**REQUIREMENTS**
All material below is to be reproduced exactly.

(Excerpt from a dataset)
[BEGIN]

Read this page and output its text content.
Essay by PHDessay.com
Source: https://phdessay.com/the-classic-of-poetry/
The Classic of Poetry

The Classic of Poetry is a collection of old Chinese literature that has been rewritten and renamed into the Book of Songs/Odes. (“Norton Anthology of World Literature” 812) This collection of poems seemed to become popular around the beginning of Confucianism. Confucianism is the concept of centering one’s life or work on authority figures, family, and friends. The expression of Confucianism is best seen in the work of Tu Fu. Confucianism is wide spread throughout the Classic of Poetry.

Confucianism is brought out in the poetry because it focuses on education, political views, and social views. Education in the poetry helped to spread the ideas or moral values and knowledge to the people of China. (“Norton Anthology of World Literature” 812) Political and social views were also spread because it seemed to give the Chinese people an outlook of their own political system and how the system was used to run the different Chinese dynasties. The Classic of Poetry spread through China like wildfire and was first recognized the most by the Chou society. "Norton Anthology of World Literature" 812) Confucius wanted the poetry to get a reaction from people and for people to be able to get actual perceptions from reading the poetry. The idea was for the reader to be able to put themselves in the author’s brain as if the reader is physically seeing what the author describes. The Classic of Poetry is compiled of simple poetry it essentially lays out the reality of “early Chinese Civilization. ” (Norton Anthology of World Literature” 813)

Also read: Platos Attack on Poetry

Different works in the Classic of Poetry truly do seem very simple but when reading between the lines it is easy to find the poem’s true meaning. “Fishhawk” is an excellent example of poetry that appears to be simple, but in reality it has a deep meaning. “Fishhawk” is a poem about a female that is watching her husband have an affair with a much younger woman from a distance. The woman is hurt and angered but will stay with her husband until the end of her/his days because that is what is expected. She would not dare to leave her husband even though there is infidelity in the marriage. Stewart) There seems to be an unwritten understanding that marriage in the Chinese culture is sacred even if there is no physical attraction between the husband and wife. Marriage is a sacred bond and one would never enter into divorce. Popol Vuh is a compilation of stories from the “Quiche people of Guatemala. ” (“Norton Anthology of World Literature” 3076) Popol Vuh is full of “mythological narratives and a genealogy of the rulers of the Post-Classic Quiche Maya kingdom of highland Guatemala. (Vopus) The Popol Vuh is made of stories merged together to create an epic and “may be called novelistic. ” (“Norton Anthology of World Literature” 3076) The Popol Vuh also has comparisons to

[END]

**COMPLETED TASK**
Read this page and output its text content.
Essay by PHDessay.com
Source: https://phdessay.com/the-classic-of-poetry/
The Classic of Poetry

The Classic of Poetry is a collection of old Chinese literature that has been rewritten and renamed into the Book of Songs/Odes. (“Norton Anthology of World Literature” 812) This collection of poems seemed to become popular around the beginning of Confucianism. Confucianism is the concept of centering one’s life or work on authority figures, family, and friends. The expression of Confucianism is best seen in the work of Tu Fu. Confucianism is wide spread throughout the Classic of Poetry.

Confucianism is brought out in the poetry because it focuses on education, political views, and social views. Education in the poetry helped to spread the ideas or moral values and knowledge to the people of China. (“Norton Anthology of World Literature” 812) Political and social views were also spread because it seemed to give the Chinese people an outlook of their own political system and how the system was used to run the different Chinese dynasties. The Classic of Poetry spread through China like wildfire and was first recognized the most by the Chou society. "Norton Anthology of World Literature" 812) Confucius wanted the poetry to get a reaction from people and for people to be able to get actual perceptions from reading the poetry. The idea was for the reader to be able to put themselves in the author’s brain as if the reader is physically seeing what the author describes. The Classic of Poetry is compiled of simple poetry it essentially lays out the reality of “early Chinese Civilization. ” (Norton Anthology of World Literature” 813)

Also read: Platos Attack on Poetry

Different works in the Classic of Poetry truly do seem very simple but when reading between the lines it is easy to find the poem’s true meaning. “Fishhawk” is an excellent example of poetry that appears to be simple, but in reality it has a deep meaning. “Fishhawk” is a poem about a female that is watching her husband have an affair with a much younger woman from a distance. The woman is hurt and angered but will stay with her husband until the end of her/his days because that is what is expected. She would not dare to leave her husband even though there is infidelity in the marriage. Stewart) There seems to be an unwritten understanding that marriage in the Chinese culture is sacred even if there is no physical attraction between the husband and wife. Marriage is a sacred bond and one would never enter into divorce. Popol Vuh is a compilation of stories from the “Quiche people of Guatemala. ” (“Norton Anthology of World Literature” 3076) Popol Vuh is full of “mythological narratives and a genealogy of the rulers of the Post-Classic Quiche Maya kingdom of highland Guatemala. (Vopus) The Popol Vuh is made of stories merged together to create an epic and “may be called novelistic. ” (“Norton Anthology of World Literature” 3076) The Popol Vuh also has comparisons to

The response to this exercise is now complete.